··· Data shown ···

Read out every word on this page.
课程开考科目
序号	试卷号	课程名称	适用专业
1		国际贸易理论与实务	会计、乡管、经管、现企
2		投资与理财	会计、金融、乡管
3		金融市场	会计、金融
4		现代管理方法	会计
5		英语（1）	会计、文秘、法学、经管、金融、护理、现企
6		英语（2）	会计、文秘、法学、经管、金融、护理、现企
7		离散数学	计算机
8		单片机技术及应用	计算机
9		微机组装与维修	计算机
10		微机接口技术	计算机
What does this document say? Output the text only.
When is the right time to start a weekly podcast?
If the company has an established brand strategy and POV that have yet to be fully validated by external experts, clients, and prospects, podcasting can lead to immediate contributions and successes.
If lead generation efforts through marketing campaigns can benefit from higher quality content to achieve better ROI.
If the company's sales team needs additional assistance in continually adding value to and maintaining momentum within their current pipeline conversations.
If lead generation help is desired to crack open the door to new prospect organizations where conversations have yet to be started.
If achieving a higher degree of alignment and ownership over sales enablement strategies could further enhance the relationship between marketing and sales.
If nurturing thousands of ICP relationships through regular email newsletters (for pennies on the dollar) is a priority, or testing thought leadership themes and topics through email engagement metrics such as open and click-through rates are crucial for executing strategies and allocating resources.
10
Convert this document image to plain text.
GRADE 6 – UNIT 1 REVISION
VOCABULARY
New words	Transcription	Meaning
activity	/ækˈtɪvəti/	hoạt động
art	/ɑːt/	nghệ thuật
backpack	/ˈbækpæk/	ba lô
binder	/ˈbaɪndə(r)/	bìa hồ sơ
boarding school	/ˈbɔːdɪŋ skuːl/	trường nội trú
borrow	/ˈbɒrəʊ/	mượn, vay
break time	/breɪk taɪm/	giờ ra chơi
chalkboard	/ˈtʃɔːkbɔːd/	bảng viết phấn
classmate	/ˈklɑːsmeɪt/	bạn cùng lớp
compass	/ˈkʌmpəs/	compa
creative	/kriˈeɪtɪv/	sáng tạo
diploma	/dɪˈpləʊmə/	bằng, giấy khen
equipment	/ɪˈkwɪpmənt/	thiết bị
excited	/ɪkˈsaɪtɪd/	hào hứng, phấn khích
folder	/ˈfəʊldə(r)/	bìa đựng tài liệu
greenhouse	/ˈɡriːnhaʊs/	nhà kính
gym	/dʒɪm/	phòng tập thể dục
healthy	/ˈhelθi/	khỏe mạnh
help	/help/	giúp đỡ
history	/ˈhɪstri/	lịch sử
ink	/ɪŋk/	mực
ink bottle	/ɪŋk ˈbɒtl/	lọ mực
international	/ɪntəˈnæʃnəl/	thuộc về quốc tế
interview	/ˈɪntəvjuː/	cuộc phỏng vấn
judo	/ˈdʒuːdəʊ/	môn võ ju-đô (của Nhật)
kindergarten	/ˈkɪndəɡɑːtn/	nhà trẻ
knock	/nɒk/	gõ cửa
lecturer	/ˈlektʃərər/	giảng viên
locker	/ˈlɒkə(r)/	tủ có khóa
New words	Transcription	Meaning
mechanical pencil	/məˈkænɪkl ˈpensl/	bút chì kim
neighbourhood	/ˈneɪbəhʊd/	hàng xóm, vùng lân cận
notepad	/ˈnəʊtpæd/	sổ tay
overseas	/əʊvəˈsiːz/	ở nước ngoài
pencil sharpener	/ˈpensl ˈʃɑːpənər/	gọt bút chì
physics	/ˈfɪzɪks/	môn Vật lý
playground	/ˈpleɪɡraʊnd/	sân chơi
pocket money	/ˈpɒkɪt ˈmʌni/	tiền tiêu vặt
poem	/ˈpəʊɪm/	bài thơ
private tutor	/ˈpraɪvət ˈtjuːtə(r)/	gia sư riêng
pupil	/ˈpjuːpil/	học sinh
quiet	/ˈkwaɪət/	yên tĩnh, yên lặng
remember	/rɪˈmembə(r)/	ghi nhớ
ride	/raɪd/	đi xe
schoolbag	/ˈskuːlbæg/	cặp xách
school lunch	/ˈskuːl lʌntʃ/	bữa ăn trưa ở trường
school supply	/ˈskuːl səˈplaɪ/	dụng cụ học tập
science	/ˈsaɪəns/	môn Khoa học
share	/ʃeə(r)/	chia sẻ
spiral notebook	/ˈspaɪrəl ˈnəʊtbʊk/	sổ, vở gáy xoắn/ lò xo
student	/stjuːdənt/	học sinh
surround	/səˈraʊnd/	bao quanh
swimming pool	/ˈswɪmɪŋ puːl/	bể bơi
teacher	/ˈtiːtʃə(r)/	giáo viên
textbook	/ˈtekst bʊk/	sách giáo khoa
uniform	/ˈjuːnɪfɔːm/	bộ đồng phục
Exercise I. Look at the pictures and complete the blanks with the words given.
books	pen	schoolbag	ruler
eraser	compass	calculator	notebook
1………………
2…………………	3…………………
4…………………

···

*Your task*.
The records above need to be transcribed in full. Keep every character unchanged.

*Output of the task*.
Read out every word on this page.
课程开考科目
序号	试卷号	课程名称	适用专业
1		国际贸易理论与实务	会计、乡管、经管、现企
2		投资与理财	会计、金融、乡管
3		金融市场	会计、金融
4		现代管理方法	会计
5		英语（1）	会计、文秘、法学、经管、金融、护理、现企
6		英语（2）	会计、文秘、法学、经管、金融、护理、现企
7		离散数学	计算机
8		单片机技术及应用	计算机
9		微机组装与维修	计算机
10		微机接口技术	计算机
What does this document say? Output the text only.
When is the right time to start a weekly podcast?
If the company has an established brand strategy and POV that have yet to be fully validated by external experts, clients, and prospects, podcasting can lead to immediate contributions and successes.
If lead generation efforts through marketing campaigns can benefit from higher quality content to achieve better ROI.
If the company's sales team needs additional assistance in continually adding value to and maintaining momentum within their current pipeline conversations.
If lead generation help is desired to crack open the door to new prospect organizations where conversations have yet to be started.
If achieving a higher degree of alignment and ownership over sales enablement strategies could further enhance the relationship between marketing and sales.
If nurturing thousands of ICP relationships through regular email newsletters (for pennies on the dollar) is a priority, or testing thought leadership themes and topics through email engagement metrics such as open and click-through rates are crucial for executing strategies and allocating resources.
10
Convert this document image to plain text.
GRADE 6 – UNIT 1 REVISION
VOCABULARY
New words	Transcription	Meaning
activity	/ækˈtɪvəti/	hoạt động
art	/ɑːt/	nghệ thuật
backpack	/ˈbækpæk/	ba lô
binder	/ˈbaɪndə(r)/	bìa hồ sơ
boarding school	/ˈbɔːdɪŋ skuːl/	trường nội trú
borrow	/ˈbɒrəʊ/	mượn, vay
break time	/breɪk taɪm/	giờ ra chơi
chalkboard	/ˈtʃɔːkbɔːd/	bảng viết phấn
classmate	/ˈklɑːsmeɪt/	bạn cùng lớp
compass	/ˈkʌmpəs/	compa
creative	/kriˈeɪtɪv/	sáng tạo
diploma	/dɪˈpləʊmə/	bằng, giấy khen
equipment	/ɪˈkwɪpmənt/	thiết bị
excited	/ɪkˈsaɪtɪd/	hào hứng, phấn khích
folder	/ˈfəʊldə(r)/	bìa đựng tài liệu
greenhouse	/ˈɡriːnhaʊs/	nhà kính
gym	/dʒɪm/	phòng tập thể dục
healthy	/ˈhelθi/	khỏe mạnh
help	/help/	giúp đỡ
history	/ˈhɪstri/	lịch sử
ink	/ɪŋk/	mực
ink bottle	/ɪŋk ˈbɒtl/	lọ mực
international	/ɪntəˈnæʃnəl/	thuộc về quốc tế
interview	/ˈɪntəvjuː/	cuộc phỏng vấn
judo	/ˈdʒuːdəʊ/	môn võ ju-đô (của Nhật)
kindergarten	/ˈkɪndəɡɑːtn/	nhà trẻ
knock	/nɒk/	gõ cửa
lecturer	/ˈlektʃərər/	giảng viên
locker	/ˈlɒkə(r)/	tủ có khóa
New words	Transcription	Meaning
mechanical pencil	/məˈkænɪkl ˈpensl/	bút chì kim
neighbourhood	/ˈneɪbəhʊd/	hàng xóm, vùng lân cận
notepad	/ˈnəʊtpæd/	sổ tay
overseas	/əʊvəˈsiːz/	ở nước ngoài
pencil sharpener	/ˈpensl ˈʃɑːpənər/	gọt bút chì
physics	/ˈfɪzɪks/	môn Vật lý
playground	/ˈpleɪɡraʊnd/	sân chơi
pocket money	/ˈpɒkɪt ˈmʌni/	tiền tiêu vặt
poem	/ˈpəʊɪm/	bài thơ
private tutor	/ˈpraɪvət ˈtjuːtə(r)/	gia sư riêng
pupil	/ˈpjuːpil/	học sinh
quiet	/ˈkwaɪət/	yên tĩnh, yên lặng
remember	/rɪˈmembə(r)/	ghi nhớ
ride	/raɪd/	đi xe
schoolbag	/ˈskuːlbæg/	cặp xách
school lunch	/ˈskuːl lʌntʃ/	bữa ăn trưa ở trường
school supply	/ˈskuːl səˈplaɪ/	dụng cụ học tập
science	/ˈsaɪəns/	môn Khoa học
share	/ʃeə(r)/	chia sẻ
spiral notebook	/ˈspaɪrəl ˈnəʊtbʊk/	sổ, vở gáy xoắn/ lò xo
student	/stjuːdənt/	học sinh
surround	/səˈraʊnd/	bao quanh
swimming pool	/ˈswɪmɪŋ puːl/	bể bơi
teacher	/ˈtiːtʃə(r)/	giáo viên
textbook	/ˈtekst bʊk/	sách giáo khoa
uniform	/ˈjuːnɪfɔːm/	bộ đồng phục
Exercise I. Look at the pictures and complete the blanks with the words given.
books	pen	schoolbag	ruler
eraser	compass	calculator	notebook
1………………
2…………………	3…………………
4…………………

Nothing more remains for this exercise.